**Problem requirements:**
Set down the line that contains "Patent image size: (702, 768)." and every line after it to the end of the entries, exactly as they stand and nothing more.

(Saved data entries)
·····

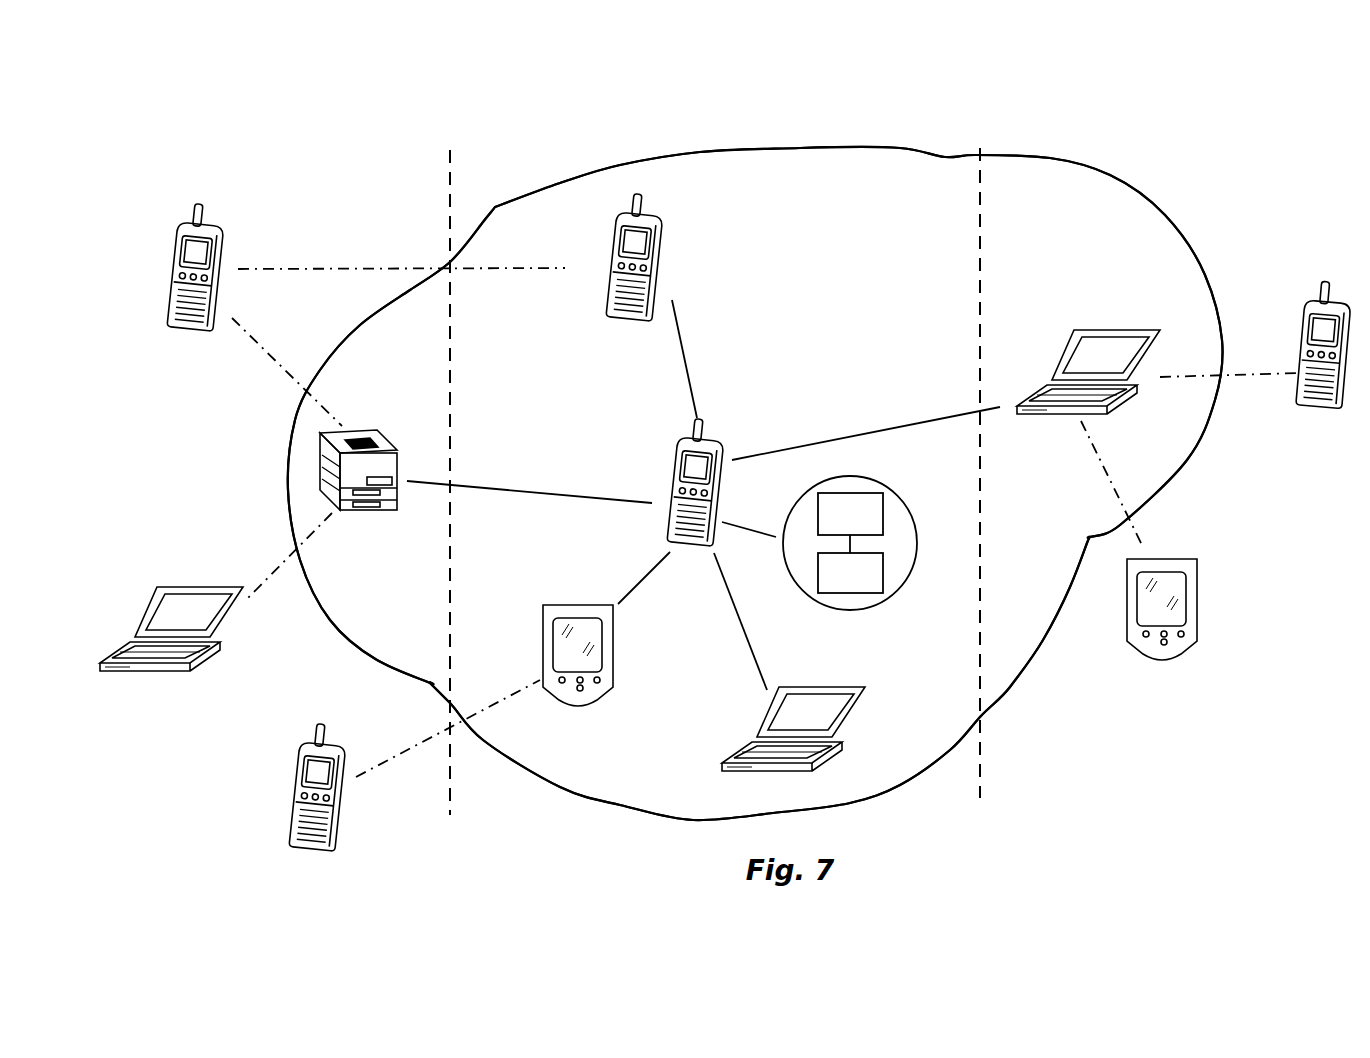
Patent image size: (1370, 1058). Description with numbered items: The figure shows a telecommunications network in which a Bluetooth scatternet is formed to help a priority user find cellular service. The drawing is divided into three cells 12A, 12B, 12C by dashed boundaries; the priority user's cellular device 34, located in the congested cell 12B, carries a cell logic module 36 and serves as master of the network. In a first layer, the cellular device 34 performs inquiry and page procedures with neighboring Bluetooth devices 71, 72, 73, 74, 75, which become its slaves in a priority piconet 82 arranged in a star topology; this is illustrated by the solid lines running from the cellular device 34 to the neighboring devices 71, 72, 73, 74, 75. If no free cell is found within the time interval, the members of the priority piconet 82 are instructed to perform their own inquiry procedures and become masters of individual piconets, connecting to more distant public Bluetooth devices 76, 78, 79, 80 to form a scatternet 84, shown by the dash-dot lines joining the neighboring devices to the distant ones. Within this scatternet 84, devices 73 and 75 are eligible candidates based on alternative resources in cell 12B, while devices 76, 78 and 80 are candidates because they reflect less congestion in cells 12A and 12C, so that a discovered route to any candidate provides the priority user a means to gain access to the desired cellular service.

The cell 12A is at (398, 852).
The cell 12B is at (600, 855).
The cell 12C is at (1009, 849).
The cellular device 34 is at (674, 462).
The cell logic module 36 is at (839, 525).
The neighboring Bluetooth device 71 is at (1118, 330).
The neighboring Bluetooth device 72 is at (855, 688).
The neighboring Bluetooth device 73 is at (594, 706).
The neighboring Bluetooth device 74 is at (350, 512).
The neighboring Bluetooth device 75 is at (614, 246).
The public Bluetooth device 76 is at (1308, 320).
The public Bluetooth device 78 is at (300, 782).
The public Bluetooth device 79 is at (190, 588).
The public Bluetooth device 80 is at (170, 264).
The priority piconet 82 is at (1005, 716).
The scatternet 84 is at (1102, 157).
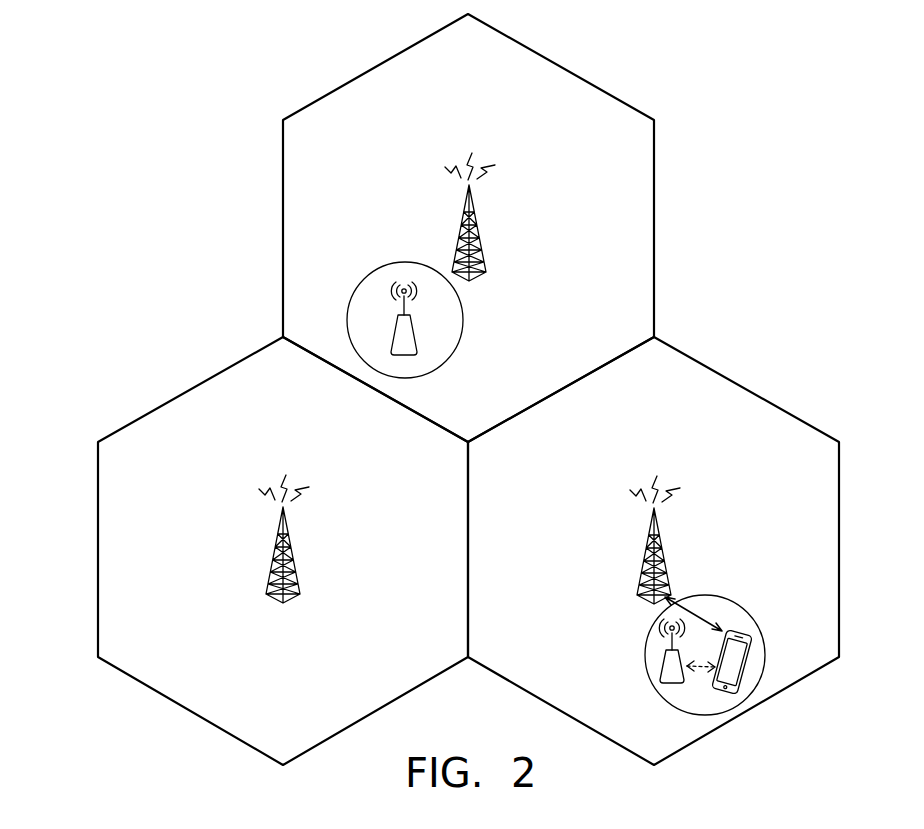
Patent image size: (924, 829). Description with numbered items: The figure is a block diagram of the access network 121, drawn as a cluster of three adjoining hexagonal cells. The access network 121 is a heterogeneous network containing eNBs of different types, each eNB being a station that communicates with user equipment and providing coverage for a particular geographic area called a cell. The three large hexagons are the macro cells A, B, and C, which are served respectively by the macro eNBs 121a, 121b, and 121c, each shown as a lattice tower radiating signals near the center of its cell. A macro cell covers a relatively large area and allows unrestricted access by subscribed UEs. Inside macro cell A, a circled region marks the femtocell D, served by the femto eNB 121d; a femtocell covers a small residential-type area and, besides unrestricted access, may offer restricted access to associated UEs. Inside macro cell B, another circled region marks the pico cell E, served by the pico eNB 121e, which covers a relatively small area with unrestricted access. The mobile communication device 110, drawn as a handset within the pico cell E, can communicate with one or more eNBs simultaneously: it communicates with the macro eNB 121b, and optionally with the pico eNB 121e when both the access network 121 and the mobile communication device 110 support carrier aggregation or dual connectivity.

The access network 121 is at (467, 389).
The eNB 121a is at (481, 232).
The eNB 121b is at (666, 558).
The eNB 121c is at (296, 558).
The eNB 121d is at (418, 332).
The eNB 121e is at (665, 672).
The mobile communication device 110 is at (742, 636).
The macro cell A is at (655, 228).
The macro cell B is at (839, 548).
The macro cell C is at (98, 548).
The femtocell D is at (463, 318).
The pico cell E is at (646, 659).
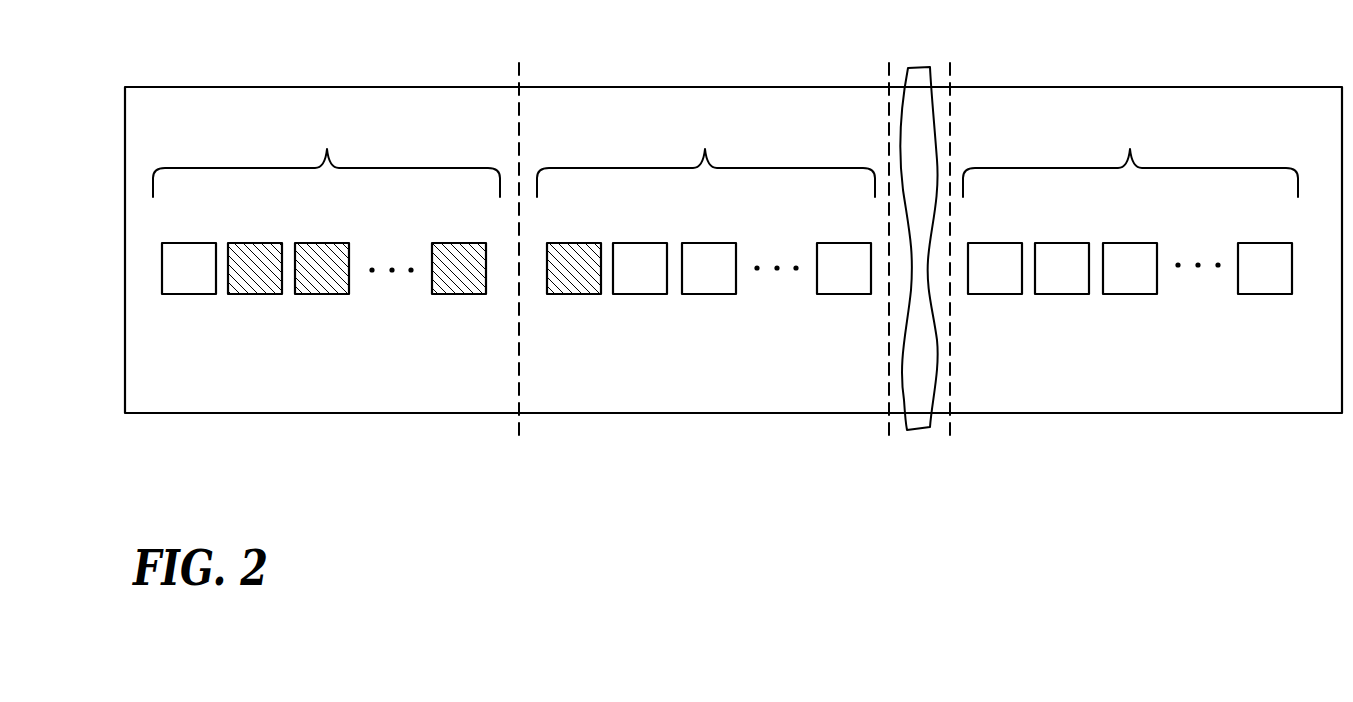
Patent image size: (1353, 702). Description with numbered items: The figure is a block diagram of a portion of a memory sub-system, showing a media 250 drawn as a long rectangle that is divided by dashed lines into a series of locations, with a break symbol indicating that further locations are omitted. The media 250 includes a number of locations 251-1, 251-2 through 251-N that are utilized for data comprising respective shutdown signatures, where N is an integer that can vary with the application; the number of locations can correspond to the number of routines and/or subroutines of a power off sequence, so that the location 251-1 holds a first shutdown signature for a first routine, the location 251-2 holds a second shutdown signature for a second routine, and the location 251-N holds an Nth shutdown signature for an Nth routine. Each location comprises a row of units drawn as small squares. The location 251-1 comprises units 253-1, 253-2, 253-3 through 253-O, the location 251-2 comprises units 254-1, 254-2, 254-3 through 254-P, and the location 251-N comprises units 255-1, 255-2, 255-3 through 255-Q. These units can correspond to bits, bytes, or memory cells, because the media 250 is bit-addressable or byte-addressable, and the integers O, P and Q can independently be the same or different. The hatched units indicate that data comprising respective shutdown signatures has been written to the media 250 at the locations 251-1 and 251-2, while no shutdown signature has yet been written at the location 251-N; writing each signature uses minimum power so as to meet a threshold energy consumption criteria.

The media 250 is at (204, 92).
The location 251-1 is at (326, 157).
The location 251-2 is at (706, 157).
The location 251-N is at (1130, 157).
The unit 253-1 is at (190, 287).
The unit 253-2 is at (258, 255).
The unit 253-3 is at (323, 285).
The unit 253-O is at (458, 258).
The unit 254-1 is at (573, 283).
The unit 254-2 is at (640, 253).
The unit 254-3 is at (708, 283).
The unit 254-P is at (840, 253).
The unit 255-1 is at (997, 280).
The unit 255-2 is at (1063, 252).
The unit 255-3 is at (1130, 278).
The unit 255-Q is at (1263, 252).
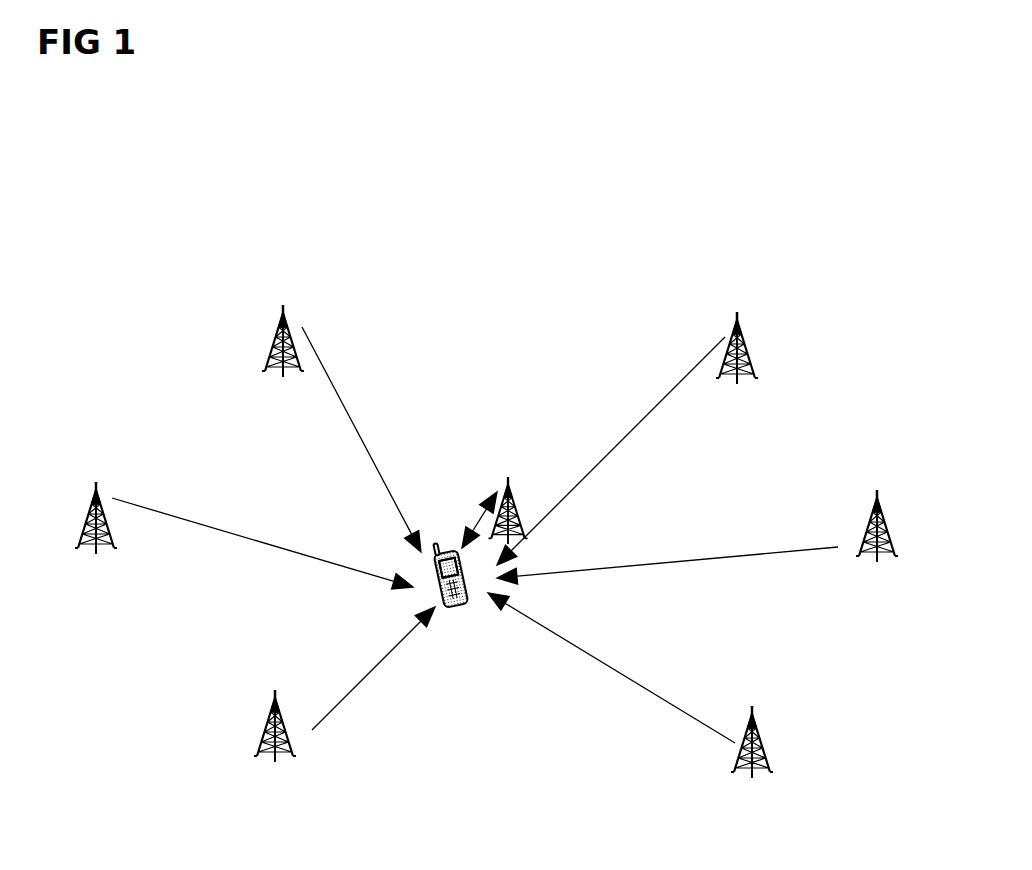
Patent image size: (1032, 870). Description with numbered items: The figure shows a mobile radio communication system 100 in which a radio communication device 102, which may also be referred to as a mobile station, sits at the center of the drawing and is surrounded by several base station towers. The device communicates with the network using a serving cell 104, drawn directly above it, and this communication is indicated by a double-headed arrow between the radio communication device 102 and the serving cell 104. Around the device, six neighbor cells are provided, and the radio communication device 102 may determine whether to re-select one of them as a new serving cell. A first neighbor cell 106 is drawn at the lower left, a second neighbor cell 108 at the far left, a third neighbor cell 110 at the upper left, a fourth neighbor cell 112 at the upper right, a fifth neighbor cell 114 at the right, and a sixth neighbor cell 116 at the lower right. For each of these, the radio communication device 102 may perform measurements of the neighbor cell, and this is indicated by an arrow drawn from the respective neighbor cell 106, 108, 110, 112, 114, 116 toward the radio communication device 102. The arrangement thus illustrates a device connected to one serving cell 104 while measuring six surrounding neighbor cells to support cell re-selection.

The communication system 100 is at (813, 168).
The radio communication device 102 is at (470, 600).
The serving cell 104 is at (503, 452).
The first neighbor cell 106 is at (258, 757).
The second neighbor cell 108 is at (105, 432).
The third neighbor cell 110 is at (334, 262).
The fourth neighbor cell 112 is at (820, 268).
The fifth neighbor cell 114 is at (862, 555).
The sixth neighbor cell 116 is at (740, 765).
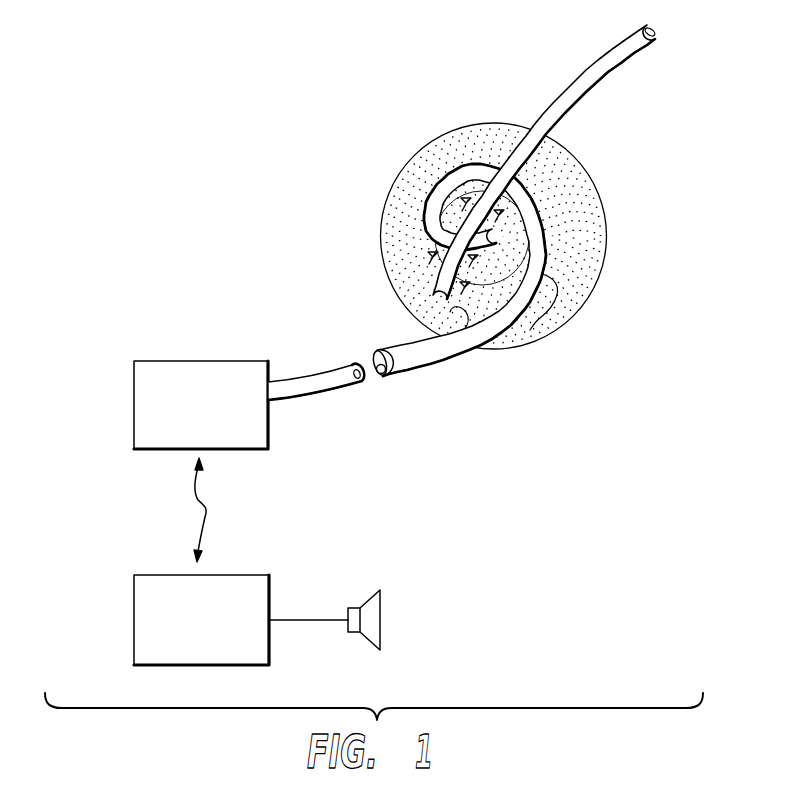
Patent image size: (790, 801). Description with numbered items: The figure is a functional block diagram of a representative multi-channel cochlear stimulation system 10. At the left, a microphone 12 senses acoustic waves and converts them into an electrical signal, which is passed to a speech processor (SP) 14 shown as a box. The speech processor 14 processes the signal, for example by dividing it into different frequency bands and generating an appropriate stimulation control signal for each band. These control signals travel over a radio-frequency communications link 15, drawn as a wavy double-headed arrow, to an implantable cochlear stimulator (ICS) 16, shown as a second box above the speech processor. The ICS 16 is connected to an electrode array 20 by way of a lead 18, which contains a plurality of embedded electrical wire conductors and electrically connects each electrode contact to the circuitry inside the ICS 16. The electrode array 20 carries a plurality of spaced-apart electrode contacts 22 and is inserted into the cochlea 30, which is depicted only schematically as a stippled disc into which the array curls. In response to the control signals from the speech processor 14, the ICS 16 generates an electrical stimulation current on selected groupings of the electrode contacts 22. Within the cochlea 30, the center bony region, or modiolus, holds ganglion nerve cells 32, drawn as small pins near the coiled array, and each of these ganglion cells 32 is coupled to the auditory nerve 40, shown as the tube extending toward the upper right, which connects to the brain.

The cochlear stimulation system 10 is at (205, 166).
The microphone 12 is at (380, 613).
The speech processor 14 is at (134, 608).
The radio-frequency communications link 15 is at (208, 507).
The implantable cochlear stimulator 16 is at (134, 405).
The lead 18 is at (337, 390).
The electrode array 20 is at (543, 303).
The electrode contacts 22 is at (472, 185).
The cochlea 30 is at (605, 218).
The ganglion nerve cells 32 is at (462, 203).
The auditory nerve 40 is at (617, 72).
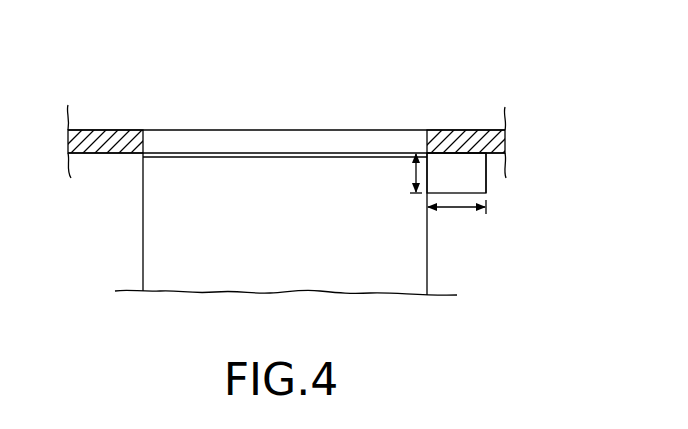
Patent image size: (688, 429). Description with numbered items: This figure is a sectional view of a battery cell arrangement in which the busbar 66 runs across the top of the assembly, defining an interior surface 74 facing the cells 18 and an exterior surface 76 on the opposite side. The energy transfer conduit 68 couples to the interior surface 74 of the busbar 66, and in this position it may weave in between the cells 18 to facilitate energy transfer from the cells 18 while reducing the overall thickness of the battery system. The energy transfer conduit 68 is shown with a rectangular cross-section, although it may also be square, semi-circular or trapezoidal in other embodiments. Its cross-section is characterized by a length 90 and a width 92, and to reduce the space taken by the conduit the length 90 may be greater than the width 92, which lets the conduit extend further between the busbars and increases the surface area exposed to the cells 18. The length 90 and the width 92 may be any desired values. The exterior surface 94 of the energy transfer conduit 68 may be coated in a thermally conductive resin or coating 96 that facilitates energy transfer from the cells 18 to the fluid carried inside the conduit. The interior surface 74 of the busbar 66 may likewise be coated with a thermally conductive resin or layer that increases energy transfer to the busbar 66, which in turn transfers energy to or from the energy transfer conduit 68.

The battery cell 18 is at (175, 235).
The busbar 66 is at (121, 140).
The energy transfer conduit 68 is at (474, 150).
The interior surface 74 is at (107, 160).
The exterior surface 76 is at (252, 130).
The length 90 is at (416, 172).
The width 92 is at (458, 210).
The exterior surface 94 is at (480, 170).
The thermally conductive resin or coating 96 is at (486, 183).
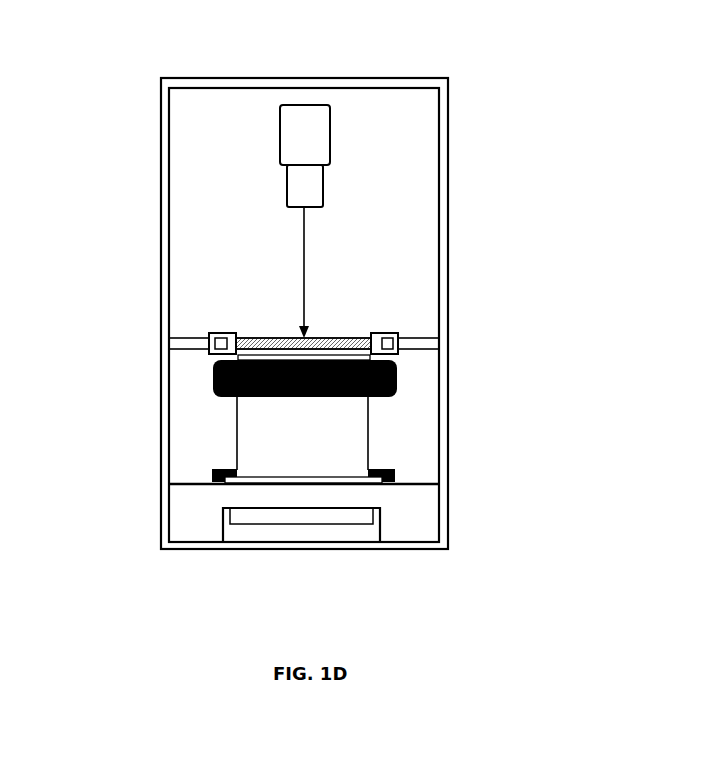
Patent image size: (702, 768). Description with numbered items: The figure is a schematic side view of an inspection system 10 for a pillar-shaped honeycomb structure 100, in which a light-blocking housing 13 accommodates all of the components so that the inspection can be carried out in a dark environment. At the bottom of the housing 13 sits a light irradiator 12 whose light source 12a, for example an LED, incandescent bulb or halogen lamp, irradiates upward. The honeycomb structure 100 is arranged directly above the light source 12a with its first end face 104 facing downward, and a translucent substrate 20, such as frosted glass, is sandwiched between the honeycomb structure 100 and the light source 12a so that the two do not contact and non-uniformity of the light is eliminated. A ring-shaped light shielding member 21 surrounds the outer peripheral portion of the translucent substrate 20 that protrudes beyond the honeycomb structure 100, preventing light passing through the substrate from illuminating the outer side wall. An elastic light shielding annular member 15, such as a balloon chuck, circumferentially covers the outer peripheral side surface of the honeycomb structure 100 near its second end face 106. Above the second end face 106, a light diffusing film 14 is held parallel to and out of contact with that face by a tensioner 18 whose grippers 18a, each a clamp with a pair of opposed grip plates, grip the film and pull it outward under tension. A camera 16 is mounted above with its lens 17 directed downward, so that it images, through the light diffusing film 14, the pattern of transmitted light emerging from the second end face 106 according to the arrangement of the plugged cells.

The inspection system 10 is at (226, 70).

·····

**Task result:**
Patent image size: (702, 768). Description with numbered items: The figure is a schematic side view of an inspection system 10 for a pillar-shaped honeycomb structure 100, in which a light-blocking housing 13 accommodates all of the components so that the inspection can be carried out in a dark environment. At the bottom of the housing 13 sits a light irradiator 12 whose light source 12a, for example an LED, incandescent bulb or halogen lamp, irradiates upward. The honeycomb structure 100 is arranged directly above the light source 12a with its first end face 104 facing downward, and a translucent substrate 20, such as frosted glass, is sandwiched between the honeycomb structure 100 and the light source 12a so that the two do not contact and non-uniformity of the light is eliminated. A ring-shaped light shielding member 21 surrounds the outer peripheral portion of the translucent substrate 20 that protrudes beyond the honeycomb structure 100, preventing light passing through the substrate from illuminating the outer side wall. An elastic light shielding annular member 15, such as a balloon chuck, circumferentially covers the outer peripheral side surface of the honeycomb structure 100 near its second end face 106. Above the second end face 106, a light diffusing film 14 is held parallel to and out of contact with that face by a tensioner 18 whose grippers 18a, each a clamp with a pair of opposed grip plates, grip the film and pull it outward under tension. A camera 16 is mounted above with its lens 17 directed downward, so that it images, through the light diffusing film 14, the pattern of transmitted light emerging from the second end face 106 according to the arrangement of the plugged cells.

The inspection system 10 is at (226, 70).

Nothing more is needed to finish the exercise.